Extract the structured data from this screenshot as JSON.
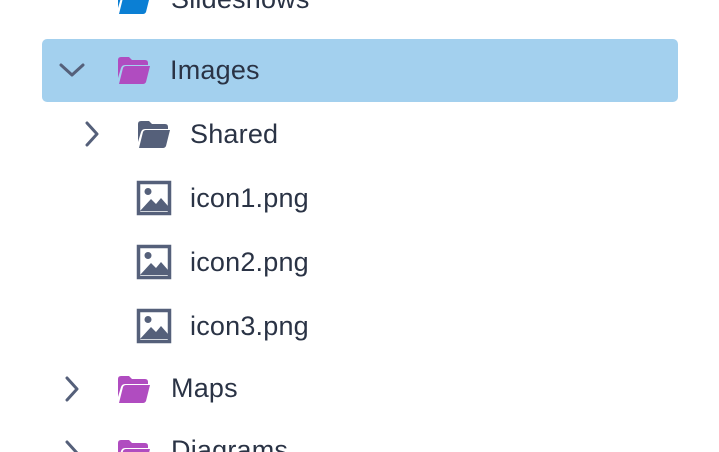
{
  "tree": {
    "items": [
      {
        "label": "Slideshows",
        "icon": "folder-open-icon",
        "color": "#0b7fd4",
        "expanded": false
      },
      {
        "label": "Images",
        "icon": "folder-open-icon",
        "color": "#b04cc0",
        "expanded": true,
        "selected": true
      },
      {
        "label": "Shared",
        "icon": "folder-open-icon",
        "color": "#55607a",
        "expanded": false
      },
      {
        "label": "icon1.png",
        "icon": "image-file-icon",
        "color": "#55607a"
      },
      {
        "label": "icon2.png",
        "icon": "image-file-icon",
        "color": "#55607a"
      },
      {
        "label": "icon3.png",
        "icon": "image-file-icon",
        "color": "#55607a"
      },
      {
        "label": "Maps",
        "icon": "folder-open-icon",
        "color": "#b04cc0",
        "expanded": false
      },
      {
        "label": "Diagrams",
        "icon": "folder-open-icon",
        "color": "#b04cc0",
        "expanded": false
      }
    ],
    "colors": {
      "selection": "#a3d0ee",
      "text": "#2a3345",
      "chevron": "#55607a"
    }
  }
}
*-*-*
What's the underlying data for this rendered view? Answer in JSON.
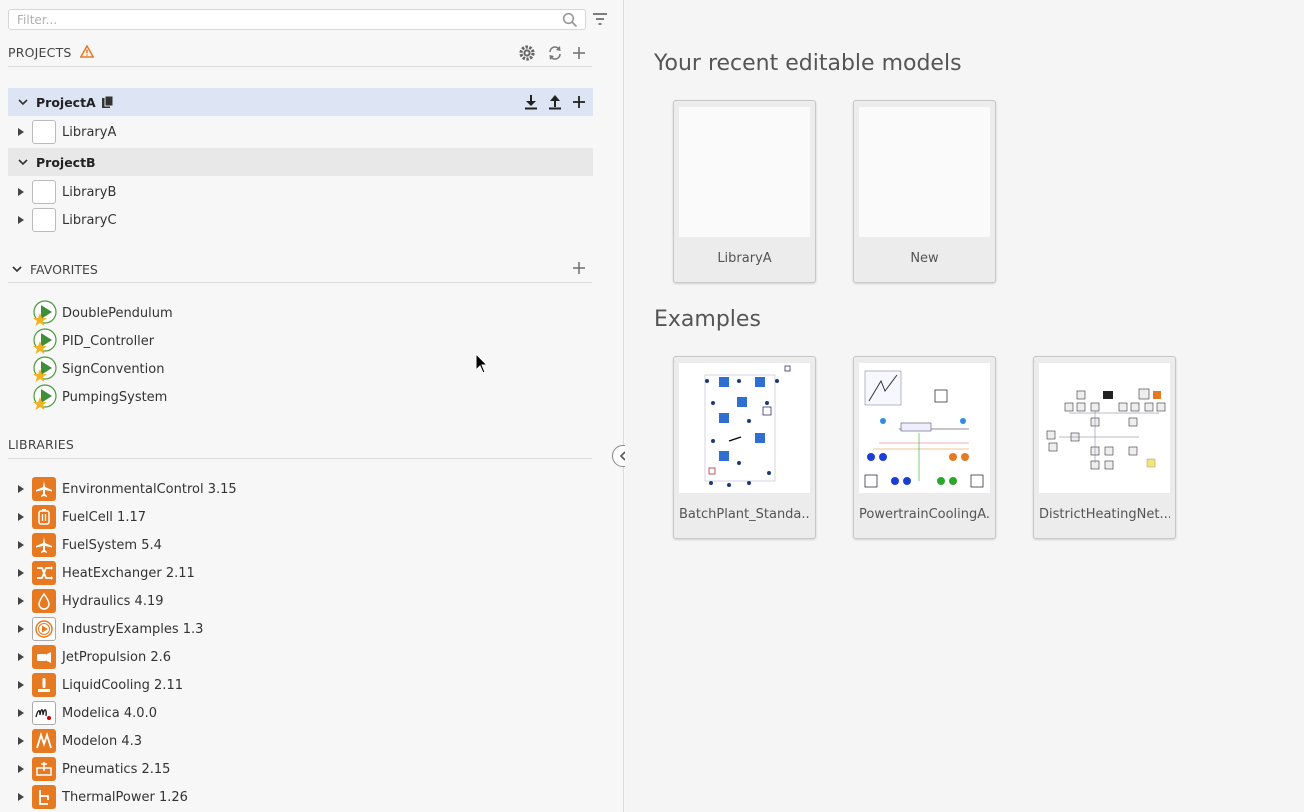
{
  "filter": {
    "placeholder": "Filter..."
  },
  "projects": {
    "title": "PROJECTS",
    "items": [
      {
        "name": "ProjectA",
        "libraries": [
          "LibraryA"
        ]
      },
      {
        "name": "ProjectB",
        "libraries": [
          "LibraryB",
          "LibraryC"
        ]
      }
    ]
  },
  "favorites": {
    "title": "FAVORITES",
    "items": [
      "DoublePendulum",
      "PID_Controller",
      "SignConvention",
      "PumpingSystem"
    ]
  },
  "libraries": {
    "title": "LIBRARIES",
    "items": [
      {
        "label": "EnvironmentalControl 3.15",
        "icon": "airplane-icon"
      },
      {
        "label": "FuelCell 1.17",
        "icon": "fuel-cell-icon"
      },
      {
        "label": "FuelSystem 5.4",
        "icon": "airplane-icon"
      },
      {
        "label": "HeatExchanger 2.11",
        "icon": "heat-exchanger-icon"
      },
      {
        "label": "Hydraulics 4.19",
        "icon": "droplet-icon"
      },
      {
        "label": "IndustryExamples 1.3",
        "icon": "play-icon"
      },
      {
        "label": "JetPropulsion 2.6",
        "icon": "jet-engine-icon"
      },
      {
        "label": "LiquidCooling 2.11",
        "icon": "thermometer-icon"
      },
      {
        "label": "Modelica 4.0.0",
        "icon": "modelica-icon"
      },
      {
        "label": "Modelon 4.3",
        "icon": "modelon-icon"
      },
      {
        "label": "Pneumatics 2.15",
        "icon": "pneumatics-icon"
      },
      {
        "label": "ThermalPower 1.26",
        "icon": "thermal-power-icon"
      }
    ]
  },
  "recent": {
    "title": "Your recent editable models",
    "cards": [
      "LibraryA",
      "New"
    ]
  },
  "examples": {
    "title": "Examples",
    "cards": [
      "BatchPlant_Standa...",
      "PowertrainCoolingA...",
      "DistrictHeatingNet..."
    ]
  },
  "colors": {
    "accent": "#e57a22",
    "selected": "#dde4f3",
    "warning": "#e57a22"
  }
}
*-*-*
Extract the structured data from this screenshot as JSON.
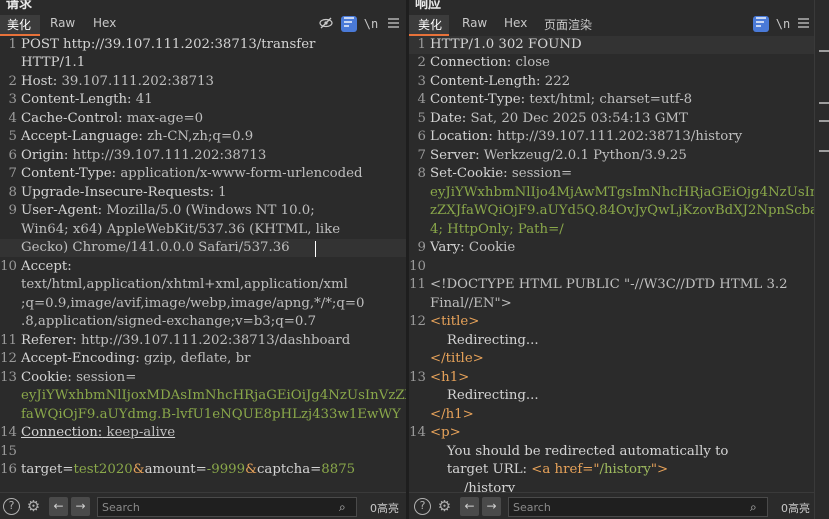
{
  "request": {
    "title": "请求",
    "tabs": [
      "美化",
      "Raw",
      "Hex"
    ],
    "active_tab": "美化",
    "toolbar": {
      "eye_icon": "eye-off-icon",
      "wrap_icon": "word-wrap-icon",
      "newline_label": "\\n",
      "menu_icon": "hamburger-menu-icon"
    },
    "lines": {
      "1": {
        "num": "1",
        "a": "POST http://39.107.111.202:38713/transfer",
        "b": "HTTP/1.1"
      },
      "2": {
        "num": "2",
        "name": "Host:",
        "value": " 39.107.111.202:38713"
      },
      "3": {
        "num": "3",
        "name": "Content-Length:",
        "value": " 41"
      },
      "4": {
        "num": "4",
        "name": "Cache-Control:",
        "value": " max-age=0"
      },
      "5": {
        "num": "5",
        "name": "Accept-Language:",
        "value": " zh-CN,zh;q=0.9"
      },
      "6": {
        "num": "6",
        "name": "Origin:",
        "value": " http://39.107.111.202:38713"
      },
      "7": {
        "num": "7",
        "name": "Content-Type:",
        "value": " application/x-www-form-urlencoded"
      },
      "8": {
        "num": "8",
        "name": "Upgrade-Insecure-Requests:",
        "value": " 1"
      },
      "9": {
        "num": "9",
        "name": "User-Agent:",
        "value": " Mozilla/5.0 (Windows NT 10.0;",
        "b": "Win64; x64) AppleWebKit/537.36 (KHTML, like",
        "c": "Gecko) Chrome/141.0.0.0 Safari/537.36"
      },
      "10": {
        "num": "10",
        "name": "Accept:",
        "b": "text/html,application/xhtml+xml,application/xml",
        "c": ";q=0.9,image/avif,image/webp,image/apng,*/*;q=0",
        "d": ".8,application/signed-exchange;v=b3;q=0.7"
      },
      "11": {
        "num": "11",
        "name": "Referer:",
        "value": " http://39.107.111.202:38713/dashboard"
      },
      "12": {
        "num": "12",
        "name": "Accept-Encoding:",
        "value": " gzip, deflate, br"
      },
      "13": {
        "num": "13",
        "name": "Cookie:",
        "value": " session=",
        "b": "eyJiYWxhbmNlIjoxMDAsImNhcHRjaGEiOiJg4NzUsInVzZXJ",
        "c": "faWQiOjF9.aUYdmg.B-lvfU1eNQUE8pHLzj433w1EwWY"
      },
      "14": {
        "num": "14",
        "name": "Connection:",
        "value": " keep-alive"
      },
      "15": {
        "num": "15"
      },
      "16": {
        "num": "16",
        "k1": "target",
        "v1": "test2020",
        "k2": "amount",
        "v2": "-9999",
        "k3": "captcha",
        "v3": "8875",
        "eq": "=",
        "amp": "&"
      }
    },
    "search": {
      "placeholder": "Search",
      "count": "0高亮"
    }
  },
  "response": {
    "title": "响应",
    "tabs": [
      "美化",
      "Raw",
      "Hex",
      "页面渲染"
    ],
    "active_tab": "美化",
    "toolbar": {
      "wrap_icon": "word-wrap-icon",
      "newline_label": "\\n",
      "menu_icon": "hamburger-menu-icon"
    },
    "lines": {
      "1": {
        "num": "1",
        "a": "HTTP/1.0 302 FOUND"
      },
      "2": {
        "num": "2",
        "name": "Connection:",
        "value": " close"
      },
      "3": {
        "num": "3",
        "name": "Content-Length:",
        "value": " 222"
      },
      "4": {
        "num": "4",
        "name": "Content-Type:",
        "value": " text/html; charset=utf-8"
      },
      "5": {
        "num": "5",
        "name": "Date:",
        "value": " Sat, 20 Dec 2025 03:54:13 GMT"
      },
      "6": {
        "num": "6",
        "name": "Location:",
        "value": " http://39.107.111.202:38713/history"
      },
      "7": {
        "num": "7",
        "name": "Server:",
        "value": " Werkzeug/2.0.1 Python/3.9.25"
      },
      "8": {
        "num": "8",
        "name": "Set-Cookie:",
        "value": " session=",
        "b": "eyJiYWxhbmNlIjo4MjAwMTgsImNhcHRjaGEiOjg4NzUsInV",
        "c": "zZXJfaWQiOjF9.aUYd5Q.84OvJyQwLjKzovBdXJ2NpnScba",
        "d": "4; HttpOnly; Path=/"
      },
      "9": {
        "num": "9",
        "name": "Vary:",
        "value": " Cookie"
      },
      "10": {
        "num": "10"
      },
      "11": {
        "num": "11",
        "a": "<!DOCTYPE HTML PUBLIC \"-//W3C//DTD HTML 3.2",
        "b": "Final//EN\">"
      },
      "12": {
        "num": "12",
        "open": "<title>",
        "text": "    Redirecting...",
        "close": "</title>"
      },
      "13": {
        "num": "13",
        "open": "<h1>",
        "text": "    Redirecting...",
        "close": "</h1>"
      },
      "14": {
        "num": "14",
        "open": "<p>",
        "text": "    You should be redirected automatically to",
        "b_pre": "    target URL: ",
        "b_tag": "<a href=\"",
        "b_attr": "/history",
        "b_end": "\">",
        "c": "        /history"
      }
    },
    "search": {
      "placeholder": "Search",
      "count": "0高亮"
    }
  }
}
*-*-*
→ The exercise
Check every line of the data above for the string "Accept", and copy those that have it.

→ Worked answer
        "name": "Accept-Language:",
        "name": "Accept:",
        "name": "Accept-Encoding:",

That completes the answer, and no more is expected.